■ Problem statement:
Your task is to repeat all of the data exactly while excluding the pictures.

* start Input rows *

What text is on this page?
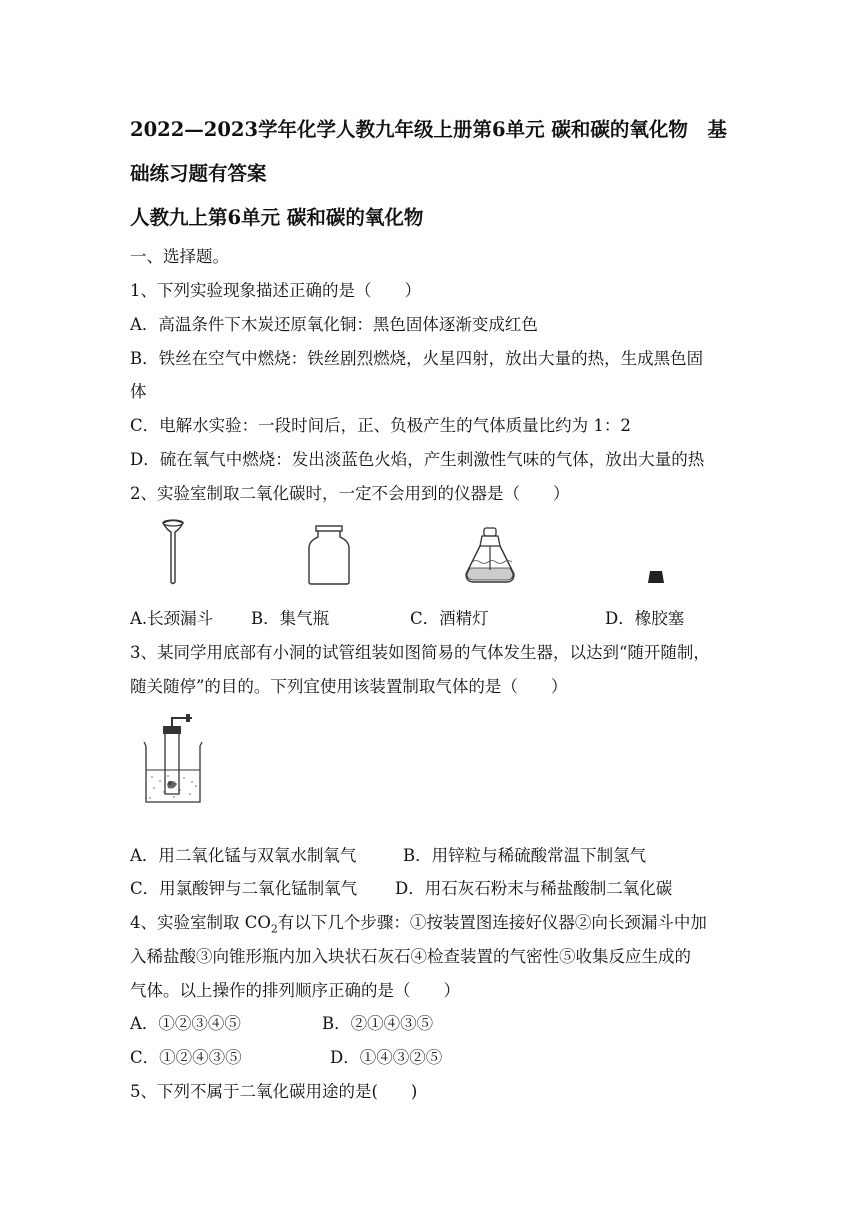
2022—2023学年化学人教九年级上册第6单元 碳和碳的氧化物　基
础练习题有答案
人教九上第6单元 碳和碳的氧化物
一、选择题。
1、下列实验现象描述正确的是（　　）
A．高温条件下木炭还原氧化铜：黑色固体逐渐变成红色
B．铁丝在空气中燃烧：铁丝剧烈燃烧，火星四射，放出大量的热，生成黑色固
体
C．电解水实验：一段时间后，正、负极产生的气体质量比约为 1：2
D．硫在氧气中燃烧：发出淡蓝色火焰，产生刺激性气味的气体，放出大量的热
2、实验室制取二氧化碳时，一定不会用到的仪器是（　　）
A.长颈漏斗 B．集气瓶	C．酒精灯	D．橡胶塞
3、某同学用底部有小洞的试管组装如图简易的气体发生器，以达到“随开随制，
随关随停”的目的。下列宜使用该装置制取气体的是（　　）
A．用二氧化锰与双氧水制氧气	B．用锌粒与稀硫酸常温下制氢气
C．用氯酸钾与二氧化锰制氧气 D．用石灰石粉末与稀盐酸制二氧化碳
4、实验室制取 $CO_2$有以下几个步骤：①按装置图连接好仪器②向长颈漏斗中加
入稀盐酸③向锥形瓶内加入块状石灰石④检查装置的气密性⑤收集反应生成的
气体。以上操作的排列顺序正确的是（　　）
A．①②③④⑤	B．②①④③⑤
C．①②④③⑤	D．①④③②⑤
5、下列不属于二氧化碳用途的是(　　)
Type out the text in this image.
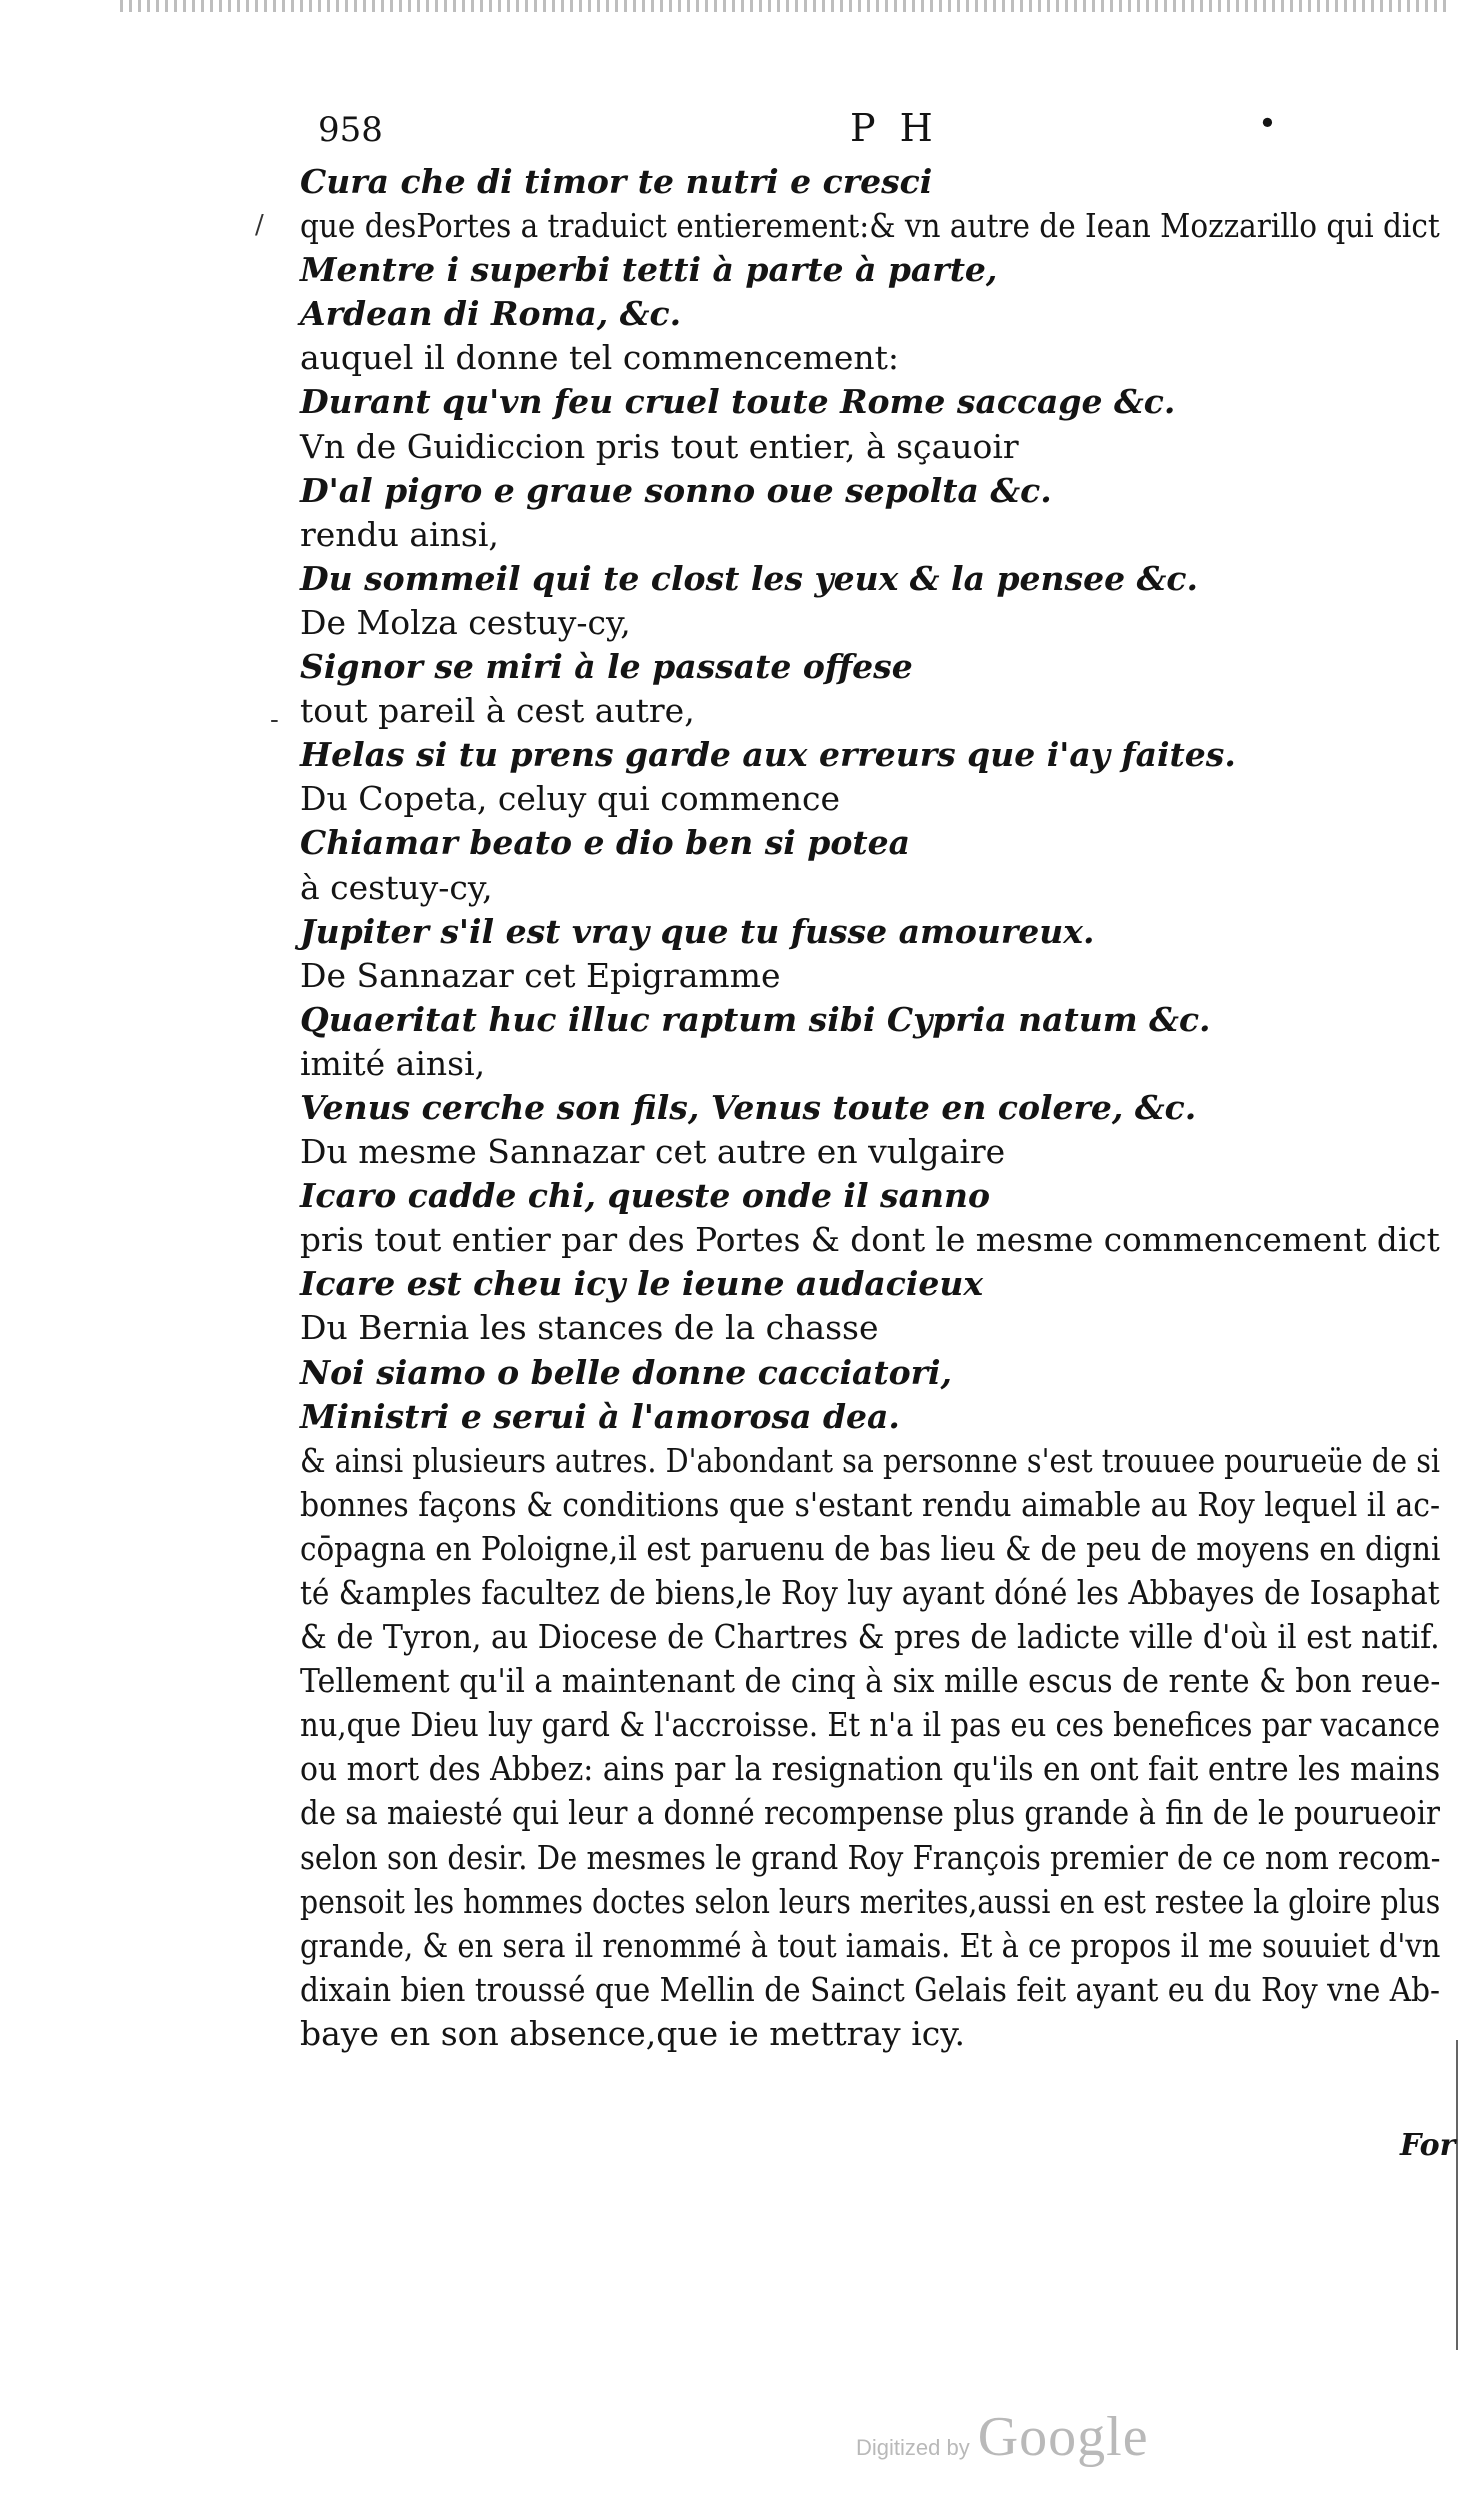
958	P H	•
/
-
Cura che di timor te nutri e cresci
que desPortes a traduict entierement:& vn autre de Iean Mozzarillo qui dict
Mentre i superbi tetti à parte à parte,
Ardean di Roma, &c.
auquel il donne tel commencement:
Durant qu'vn feu cruel toute Rome saccage &c.
Vn de Guidiccion pris tout entier, à sçauoir
D'al pigro e graue sonno oue sepolta &c.
rendu ainsi,
Du sommeil qui te clost les yeux & la pensee &c.
De Molza cestuy-cy,
Signor se miri à le passate offese
tout pareil à cest autre,
Helas si tu prens garde aux erreurs que i'ay faites.
Du Copeta, celuy qui commence
Chiamar beato e dio ben si potea
à cestuy-cy,
Jupiter s'il est vray que tu fusse amoureux.
De Sannazar cet Epigramme
Quaeritat huc illuc raptum sibi Cypria natum &c.
imité ainsi,
Venus cerche son fils, Venus toute en colere, &c.
Du mesme Sannazar cet autre en vulgaire
Icaro cadde chi, queste onde il sanno
pris tout entier par des Portes & dont le mesme commencement dict
Icare est cheu icy le ieune audacieux
Du Bernia les stances de la chasse
Noi siamo o belle donne cacciatori,
Ministri e serui à l'amorosa dea.
& ainsi plusieurs autres. D'abondant sa personne s'est trouuee pourueüe de si
bonnes façons & conditions que s'estant rendu aimable au Roy lequel il ac-
cōpagna en Poloigne,il est paruenu de bas lieu & de peu de moyens en digni
té &amples facultez de biens,le Roy luy ayant dóné les Abbayes de Iosaphat
& de Tyron, au Diocese de Chartres & pres de ladicte ville d'où il est natif.
Tellement qu'il a maintenant de cinq à six mille escus de rente & bon reue-
nu,que Dieu luy gard & l'accroisse. Et n'a il pas eu ces benefices par vacance
ou mort des Abbez: ains par la resignation qu'ils en ont fait entre les mains
de sa maiesté qui leur a donné recompense plus grande à fin de le pourueoir
selon son desir. De mesmes le grand Roy François premier de ce nom recom-
pensoit les hommes doctes selon leurs merites,aussi en est restee la gloire plus
grande, & en sera il renommé à tout iamais. Et à ce propos il me souuiet d'vn
dixain bien troussé que Mellin de Sainct Gelais feit ayant eu du Roy vne Ab-
baye en son absence,que ie mettray icy.
For
Digitized by Google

* end Input rows *

■ Exercise result:
What text is on this page?
2022—2023学年化学人教九年级上册第6单元 碳和碳的氧化物　基
础练习题有答案
人教九上第6单元 碳和碳的氧化物
一、选择题。
1、下列实验现象描述正确的是（　　）
A．高温条件下木炭还原氧化铜：黑色固体逐渐变成红色
B．铁丝在空气中燃烧：铁丝剧烈燃烧，火星四射，放出大量的热，生成黑色固
体
C．电解水实验：一段时间后，正、负极产生的气体质量比约为 1：2
D．硫在氧气中燃烧：发出淡蓝色火焰，产生刺激性气味的气体，放出大量的热
2、实验室制取二氧化碳时，一定不会用到的仪器是（　　）
A.长颈漏斗 B．集气瓶	C．酒精灯	D．橡胶塞
3、某同学用底部有小洞的试管组装如图简易的气体发生器，以达到“随开随制，
随关随停”的目的。下列宜使用该装置制取气体的是（　　）
A．用二氧化锰与双氧水制氧气	B．用锌粒与稀硫酸常温下制氢气
C．用氯酸钾与二氧化锰制氧气 D．用石灰石粉末与稀盐酸制二氧化碳
4、实验室制取 $CO_2$有以下几个步骤：①按装置图连接好仪器②向长颈漏斗中加
入稀盐酸③向锥形瓶内加入块状石灰石④检查装置的气密性⑤收集反应生成的
气体。以上操作的排列顺序正确的是（　　）
A．①②③④⑤	B．②①④③⑤
C．①②④③⑤	D．①④③②⑤
5、下列不属于二氧化碳用途的是(　　)
Type out the text in this image.
958	P H	•
/
-
Cura che di timor te nutri e cresci
que desPortes a traduict entierement:& vn autre de Iean Mozzarillo qui dict
Mentre i superbi tetti à parte à parte,
Ardean di Roma, &c.
auquel il donne tel commencement:
Durant qu'vn feu cruel toute Rome saccage &c.
Vn de Guidiccion pris tout entier, à sçauoir
D'al pigro e graue sonno oue sepolta &c.
rendu ainsi,
Du sommeil qui te clost les yeux & la pensee &c.
De Molza cestuy-cy,
Signor se miri à le passate offese
tout pareil à cest autre,
Helas si tu prens garde aux erreurs que i'ay faites.
Du Copeta, celuy qui commence
Chiamar beato e dio ben si potea
à cestuy-cy,
Jupiter s'il est vray que tu fusse amoureux.
De Sannazar cet Epigramme
Quaeritat huc illuc raptum sibi Cypria natum &c.
imité ainsi,
Venus cerche son fils, Venus toute en colere, &c.
Du mesme Sannazar cet autre en vulgaire
Icaro cadde chi, queste onde il sanno
pris tout entier par des Portes & dont le mesme commencement dict
Icare est cheu icy le ieune audacieux
Du Bernia les stances de la chasse
Noi siamo o belle donne cacciatori,
Ministri e serui à l'amorosa dea.
& ainsi plusieurs autres. D'abondant sa personne s'est trouuee pourueüe de si
bonnes façons & conditions que s'estant rendu aimable au Roy lequel il ac-
cōpagna en Poloigne,il est paruenu de bas lieu & de peu de moyens en digni
té &amples facultez de biens,le Roy luy ayant dóné les Abbayes de Iosaphat
& de Tyron, au Diocese de Chartres & pres de ladicte ville d'où il est natif.
Tellement qu'il a maintenant de cinq à six mille escus de rente & bon reue-
nu,que Dieu luy gard & l'accroisse. Et n'a il pas eu ces benefices par vacance
ou mort des Abbez: ains par la resignation qu'ils en ont fait entre les mains
de sa maiesté qui leur a donné recompense plus grande à fin de le pourueoir
selon son desir. De mesmes le grand Roy François premier de ce nom recom-
pensoit les hommes doctes selon leurs merites,aussi en est restee la gloire plus
grande, & en sera il renommé à tout iamais. Et à ce propos il me souuiet d'vn
dixain bien troussé que Mellin de Sainct Gelais feit ayant eu du Roy vne Ab-
baye en son absence,que ie mettray icy.
For
Digitized by Google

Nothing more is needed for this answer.